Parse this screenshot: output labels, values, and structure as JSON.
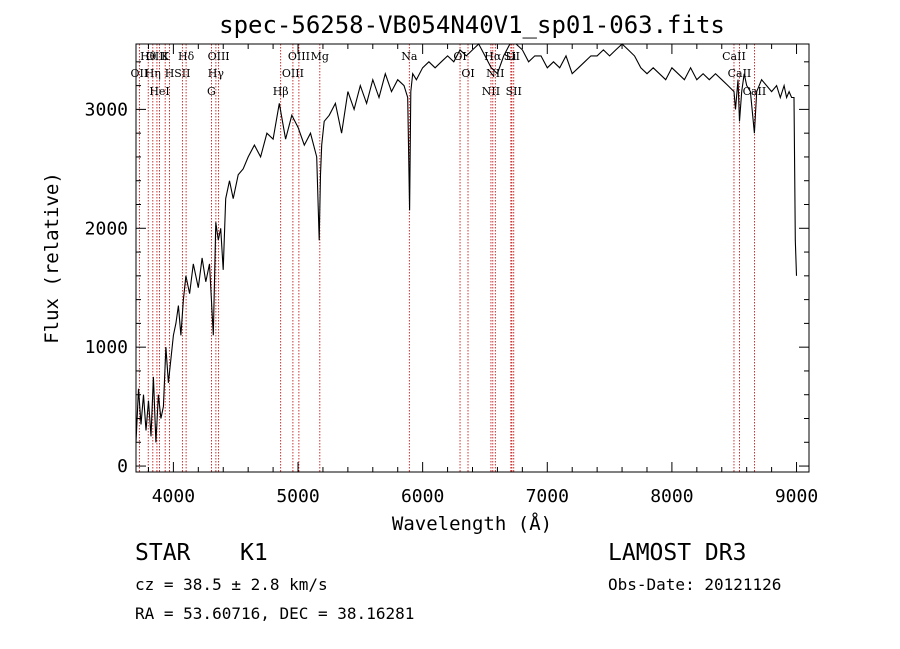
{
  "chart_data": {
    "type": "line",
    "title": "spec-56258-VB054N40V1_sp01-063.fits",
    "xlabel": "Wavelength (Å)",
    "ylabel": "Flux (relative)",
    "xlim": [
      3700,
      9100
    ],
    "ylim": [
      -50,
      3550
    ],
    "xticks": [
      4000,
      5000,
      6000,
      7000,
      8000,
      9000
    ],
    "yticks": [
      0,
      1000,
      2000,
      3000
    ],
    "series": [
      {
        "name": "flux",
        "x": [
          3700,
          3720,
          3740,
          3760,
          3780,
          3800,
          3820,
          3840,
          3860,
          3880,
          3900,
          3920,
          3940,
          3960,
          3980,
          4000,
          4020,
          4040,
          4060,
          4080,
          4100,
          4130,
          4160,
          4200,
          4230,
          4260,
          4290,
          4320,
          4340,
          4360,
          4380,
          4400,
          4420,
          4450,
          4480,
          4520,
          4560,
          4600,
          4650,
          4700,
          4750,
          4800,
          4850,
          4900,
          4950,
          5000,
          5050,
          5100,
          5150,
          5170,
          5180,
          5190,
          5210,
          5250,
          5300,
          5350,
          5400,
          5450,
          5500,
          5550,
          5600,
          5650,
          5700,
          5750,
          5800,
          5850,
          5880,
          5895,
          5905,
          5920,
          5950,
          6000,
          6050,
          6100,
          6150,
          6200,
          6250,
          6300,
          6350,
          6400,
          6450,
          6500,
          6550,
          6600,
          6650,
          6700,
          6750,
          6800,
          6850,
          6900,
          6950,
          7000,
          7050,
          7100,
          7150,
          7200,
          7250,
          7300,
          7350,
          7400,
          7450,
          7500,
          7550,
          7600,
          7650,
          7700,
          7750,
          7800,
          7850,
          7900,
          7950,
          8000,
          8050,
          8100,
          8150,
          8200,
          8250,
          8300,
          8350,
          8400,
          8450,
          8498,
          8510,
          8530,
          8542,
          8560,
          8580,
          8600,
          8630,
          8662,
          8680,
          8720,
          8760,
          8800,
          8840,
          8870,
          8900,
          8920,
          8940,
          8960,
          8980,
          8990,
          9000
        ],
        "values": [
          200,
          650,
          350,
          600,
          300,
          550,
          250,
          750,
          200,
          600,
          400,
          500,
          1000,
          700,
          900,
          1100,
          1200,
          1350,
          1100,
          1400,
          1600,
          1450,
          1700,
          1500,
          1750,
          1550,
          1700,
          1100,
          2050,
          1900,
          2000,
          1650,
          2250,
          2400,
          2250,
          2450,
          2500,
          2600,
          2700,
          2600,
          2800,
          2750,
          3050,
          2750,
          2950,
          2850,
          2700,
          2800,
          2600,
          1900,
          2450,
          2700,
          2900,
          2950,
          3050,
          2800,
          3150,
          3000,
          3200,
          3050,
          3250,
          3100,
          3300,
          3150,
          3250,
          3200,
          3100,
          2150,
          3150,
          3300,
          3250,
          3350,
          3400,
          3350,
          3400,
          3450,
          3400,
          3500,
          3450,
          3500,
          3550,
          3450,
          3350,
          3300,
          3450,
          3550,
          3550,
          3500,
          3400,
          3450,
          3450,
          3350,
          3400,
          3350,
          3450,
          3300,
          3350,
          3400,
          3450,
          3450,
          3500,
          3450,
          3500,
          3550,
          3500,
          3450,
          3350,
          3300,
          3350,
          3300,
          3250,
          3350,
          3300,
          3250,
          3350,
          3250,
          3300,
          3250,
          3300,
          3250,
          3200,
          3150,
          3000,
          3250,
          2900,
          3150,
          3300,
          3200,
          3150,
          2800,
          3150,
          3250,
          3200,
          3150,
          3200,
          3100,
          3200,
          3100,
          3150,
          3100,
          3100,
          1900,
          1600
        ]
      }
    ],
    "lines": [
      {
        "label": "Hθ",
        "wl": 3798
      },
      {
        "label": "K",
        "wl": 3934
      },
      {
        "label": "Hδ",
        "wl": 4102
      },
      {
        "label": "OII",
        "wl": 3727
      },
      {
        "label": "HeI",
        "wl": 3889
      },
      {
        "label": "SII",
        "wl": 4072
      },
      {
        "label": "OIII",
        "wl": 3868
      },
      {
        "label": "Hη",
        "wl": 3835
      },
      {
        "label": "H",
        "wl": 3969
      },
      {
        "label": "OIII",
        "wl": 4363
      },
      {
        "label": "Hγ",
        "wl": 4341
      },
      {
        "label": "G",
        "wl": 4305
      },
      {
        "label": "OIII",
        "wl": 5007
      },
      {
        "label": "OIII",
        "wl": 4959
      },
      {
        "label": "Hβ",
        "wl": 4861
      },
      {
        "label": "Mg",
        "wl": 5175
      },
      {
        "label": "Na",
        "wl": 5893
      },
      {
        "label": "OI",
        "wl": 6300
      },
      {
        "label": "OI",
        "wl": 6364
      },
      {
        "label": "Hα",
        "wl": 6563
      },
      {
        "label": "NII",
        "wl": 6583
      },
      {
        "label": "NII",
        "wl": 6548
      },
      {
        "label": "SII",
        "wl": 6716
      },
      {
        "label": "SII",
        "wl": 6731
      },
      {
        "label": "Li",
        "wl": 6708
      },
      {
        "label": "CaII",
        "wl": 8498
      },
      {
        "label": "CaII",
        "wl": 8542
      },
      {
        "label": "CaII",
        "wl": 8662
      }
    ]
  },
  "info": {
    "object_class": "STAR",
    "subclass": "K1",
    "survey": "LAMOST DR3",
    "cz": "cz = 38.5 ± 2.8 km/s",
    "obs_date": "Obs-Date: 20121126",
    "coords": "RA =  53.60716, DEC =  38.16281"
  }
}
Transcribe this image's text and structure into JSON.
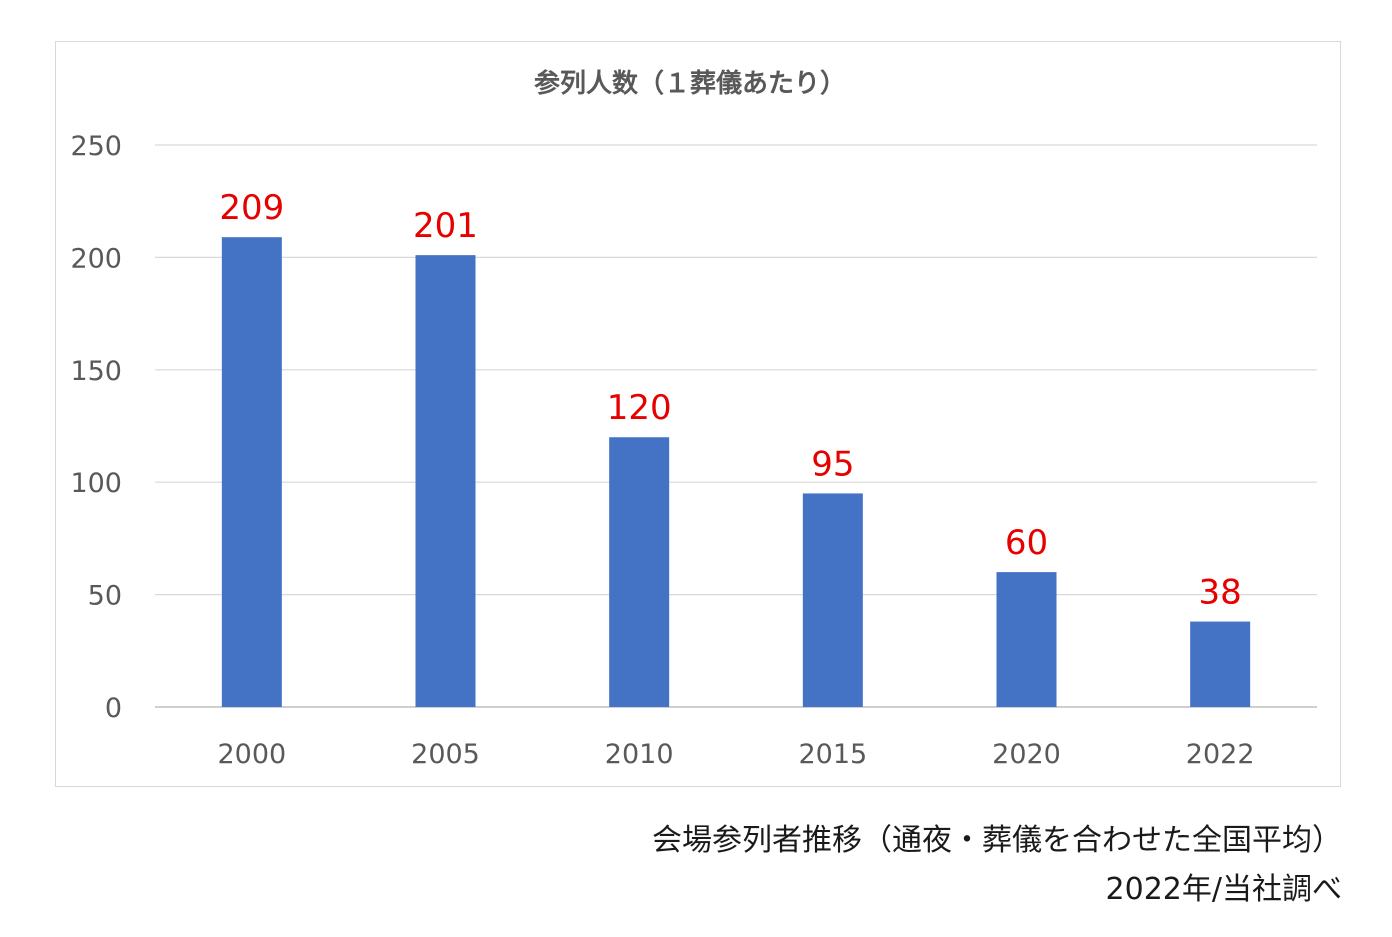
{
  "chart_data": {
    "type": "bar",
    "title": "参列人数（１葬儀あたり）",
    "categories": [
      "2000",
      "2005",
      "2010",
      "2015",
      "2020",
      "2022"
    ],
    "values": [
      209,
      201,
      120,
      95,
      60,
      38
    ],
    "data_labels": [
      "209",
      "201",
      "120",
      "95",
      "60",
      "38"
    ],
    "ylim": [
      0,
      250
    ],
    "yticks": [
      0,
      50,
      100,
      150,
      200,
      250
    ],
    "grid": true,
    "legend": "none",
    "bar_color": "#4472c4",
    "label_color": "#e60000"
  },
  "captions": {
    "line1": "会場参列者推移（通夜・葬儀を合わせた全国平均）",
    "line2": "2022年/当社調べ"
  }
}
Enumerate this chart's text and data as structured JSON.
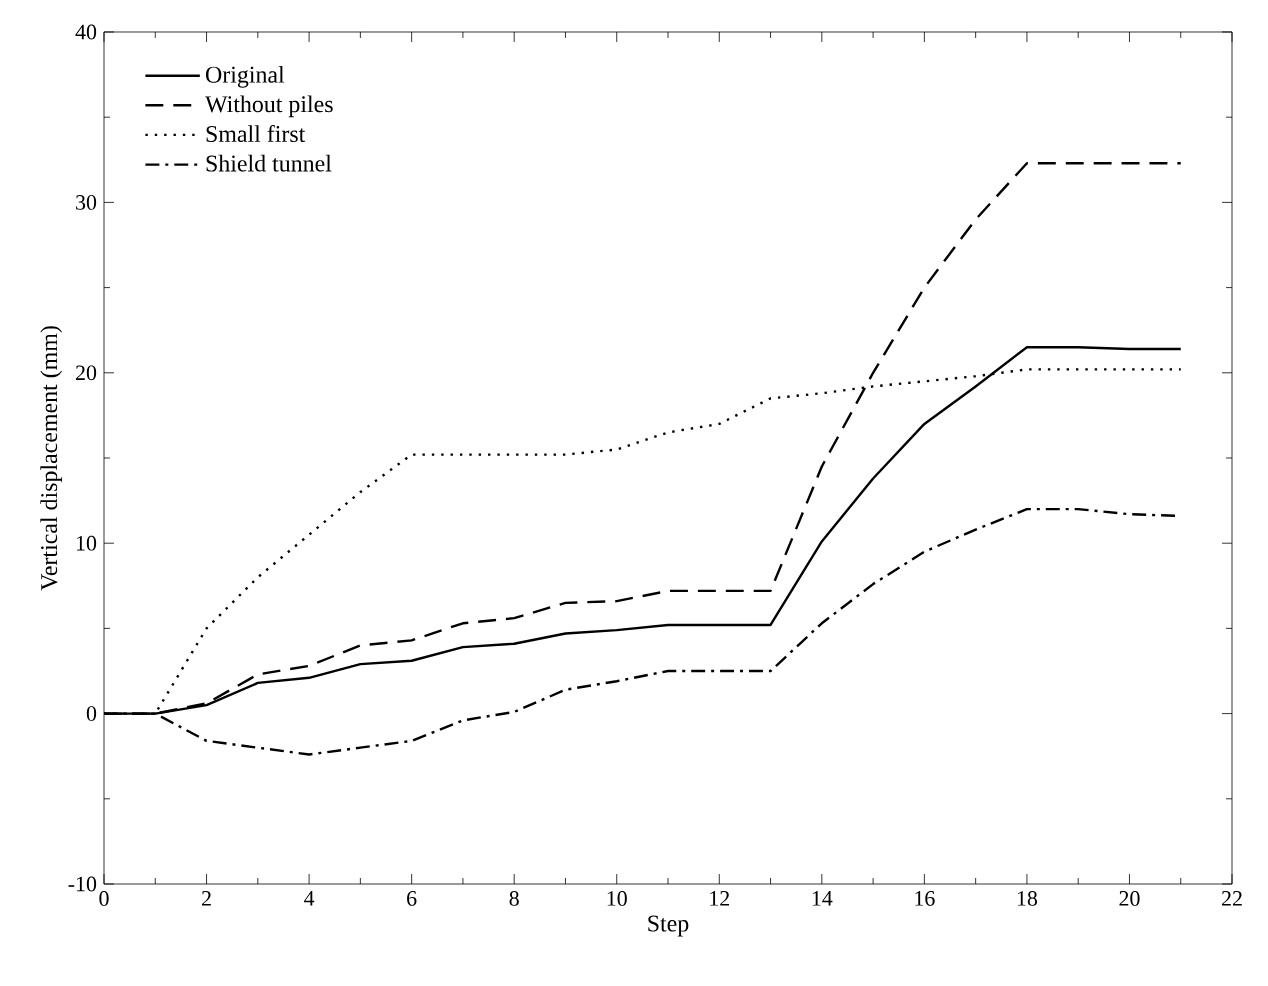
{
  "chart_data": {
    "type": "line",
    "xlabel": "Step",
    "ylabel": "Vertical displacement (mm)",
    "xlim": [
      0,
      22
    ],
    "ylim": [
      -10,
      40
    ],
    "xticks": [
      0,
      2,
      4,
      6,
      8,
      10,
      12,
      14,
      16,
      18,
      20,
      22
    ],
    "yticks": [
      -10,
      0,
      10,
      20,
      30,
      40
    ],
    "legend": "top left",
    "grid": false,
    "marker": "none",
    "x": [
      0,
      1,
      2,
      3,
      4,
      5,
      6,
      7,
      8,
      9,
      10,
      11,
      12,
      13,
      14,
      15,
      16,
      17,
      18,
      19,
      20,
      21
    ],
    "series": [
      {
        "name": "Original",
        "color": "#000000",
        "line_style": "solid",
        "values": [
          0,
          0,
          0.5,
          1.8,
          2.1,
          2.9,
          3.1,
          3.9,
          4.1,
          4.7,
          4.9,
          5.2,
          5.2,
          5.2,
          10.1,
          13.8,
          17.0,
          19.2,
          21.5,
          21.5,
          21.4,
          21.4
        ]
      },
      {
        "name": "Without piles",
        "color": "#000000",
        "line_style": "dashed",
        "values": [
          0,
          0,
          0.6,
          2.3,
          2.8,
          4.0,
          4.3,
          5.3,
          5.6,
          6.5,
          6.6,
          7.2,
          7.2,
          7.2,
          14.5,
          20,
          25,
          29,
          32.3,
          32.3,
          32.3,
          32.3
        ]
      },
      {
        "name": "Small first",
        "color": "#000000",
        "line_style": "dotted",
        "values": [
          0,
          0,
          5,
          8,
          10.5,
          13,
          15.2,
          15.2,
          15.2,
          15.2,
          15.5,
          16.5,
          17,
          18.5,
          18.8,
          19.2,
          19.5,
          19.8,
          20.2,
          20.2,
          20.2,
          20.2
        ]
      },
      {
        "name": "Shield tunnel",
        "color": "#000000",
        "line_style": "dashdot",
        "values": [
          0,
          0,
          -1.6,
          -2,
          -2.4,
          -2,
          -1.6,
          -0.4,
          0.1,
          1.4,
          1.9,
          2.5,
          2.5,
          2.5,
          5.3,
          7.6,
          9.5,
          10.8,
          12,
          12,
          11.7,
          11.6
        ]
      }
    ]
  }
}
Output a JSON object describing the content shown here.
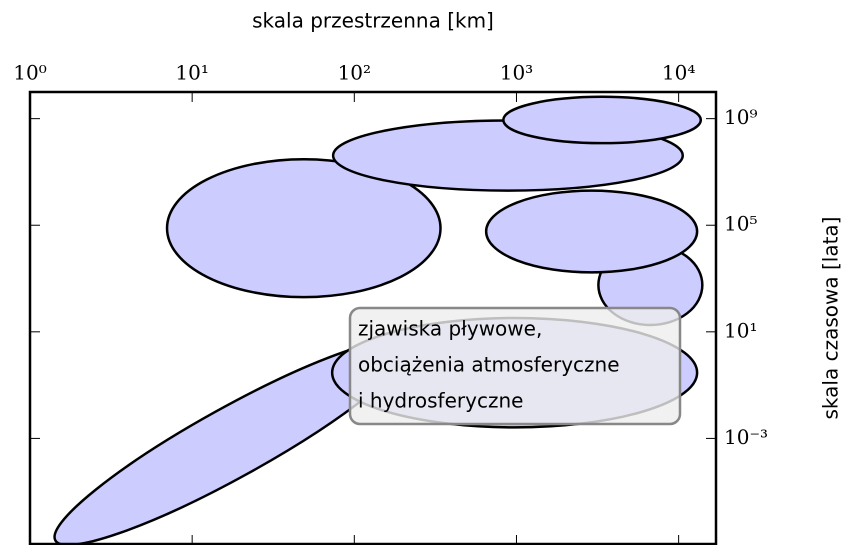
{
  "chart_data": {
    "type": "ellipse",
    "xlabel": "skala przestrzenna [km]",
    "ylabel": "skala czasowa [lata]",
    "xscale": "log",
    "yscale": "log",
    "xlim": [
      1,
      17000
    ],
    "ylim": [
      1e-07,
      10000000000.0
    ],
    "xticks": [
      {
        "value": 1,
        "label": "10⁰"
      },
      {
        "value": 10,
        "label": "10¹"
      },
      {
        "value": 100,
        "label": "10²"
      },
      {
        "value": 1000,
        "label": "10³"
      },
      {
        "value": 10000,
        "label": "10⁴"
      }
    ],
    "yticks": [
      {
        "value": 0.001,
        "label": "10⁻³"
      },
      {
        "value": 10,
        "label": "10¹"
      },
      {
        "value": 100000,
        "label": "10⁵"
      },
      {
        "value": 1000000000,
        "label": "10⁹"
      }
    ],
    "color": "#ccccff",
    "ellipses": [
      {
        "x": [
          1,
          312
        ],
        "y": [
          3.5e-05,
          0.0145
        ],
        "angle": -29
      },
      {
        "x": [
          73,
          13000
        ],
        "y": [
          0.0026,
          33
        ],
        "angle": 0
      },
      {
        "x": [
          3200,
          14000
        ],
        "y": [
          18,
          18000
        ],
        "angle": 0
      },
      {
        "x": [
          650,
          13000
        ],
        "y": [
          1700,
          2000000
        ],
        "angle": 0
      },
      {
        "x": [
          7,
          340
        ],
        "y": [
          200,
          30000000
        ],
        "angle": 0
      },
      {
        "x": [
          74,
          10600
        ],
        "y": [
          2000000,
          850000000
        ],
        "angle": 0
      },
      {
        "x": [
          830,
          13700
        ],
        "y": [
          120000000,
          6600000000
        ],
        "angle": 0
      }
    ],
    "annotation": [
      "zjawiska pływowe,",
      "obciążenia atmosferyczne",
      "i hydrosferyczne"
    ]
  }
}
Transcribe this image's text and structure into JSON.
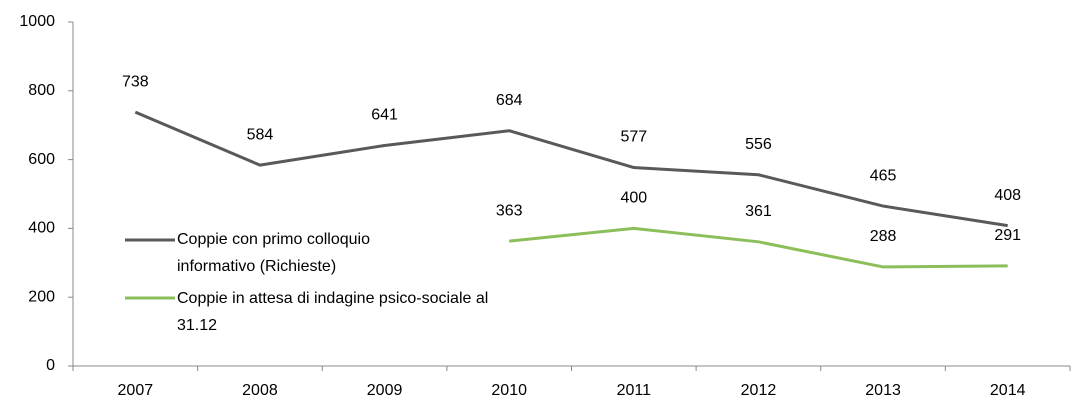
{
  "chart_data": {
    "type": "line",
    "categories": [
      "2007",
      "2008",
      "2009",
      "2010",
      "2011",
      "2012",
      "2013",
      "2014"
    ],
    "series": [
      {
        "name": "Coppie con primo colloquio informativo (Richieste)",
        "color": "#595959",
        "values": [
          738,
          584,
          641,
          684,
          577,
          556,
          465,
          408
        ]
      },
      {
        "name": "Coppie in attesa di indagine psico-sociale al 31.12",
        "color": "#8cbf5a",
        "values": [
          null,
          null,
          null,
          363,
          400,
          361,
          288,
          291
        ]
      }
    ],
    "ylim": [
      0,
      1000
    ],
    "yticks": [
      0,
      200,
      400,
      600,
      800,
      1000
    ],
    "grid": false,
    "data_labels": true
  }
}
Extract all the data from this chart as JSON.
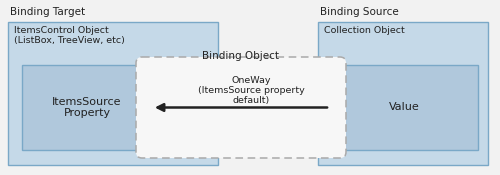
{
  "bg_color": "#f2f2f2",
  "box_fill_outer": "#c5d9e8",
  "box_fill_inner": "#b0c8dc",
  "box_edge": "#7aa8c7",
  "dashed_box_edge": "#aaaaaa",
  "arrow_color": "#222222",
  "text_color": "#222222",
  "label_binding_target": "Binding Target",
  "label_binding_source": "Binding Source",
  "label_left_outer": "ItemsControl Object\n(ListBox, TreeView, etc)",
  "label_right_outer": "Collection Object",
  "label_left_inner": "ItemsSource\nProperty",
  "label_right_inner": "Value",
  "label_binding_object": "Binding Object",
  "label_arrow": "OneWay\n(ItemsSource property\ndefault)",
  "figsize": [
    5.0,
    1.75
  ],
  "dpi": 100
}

-.-.-

### Required task
Extract every line above that contains the word "JSON".

### Full output
Parse this screenshot: output labels, values, and structure as JSON.
Transcribe this image's text and structure into JSON.
Enumerate this chart's text and data as structured JSON.
Output a JSON object describing the content shown here.
Transcribe this image's text and structure into JSON.
Extract all the data from this chart as JSON.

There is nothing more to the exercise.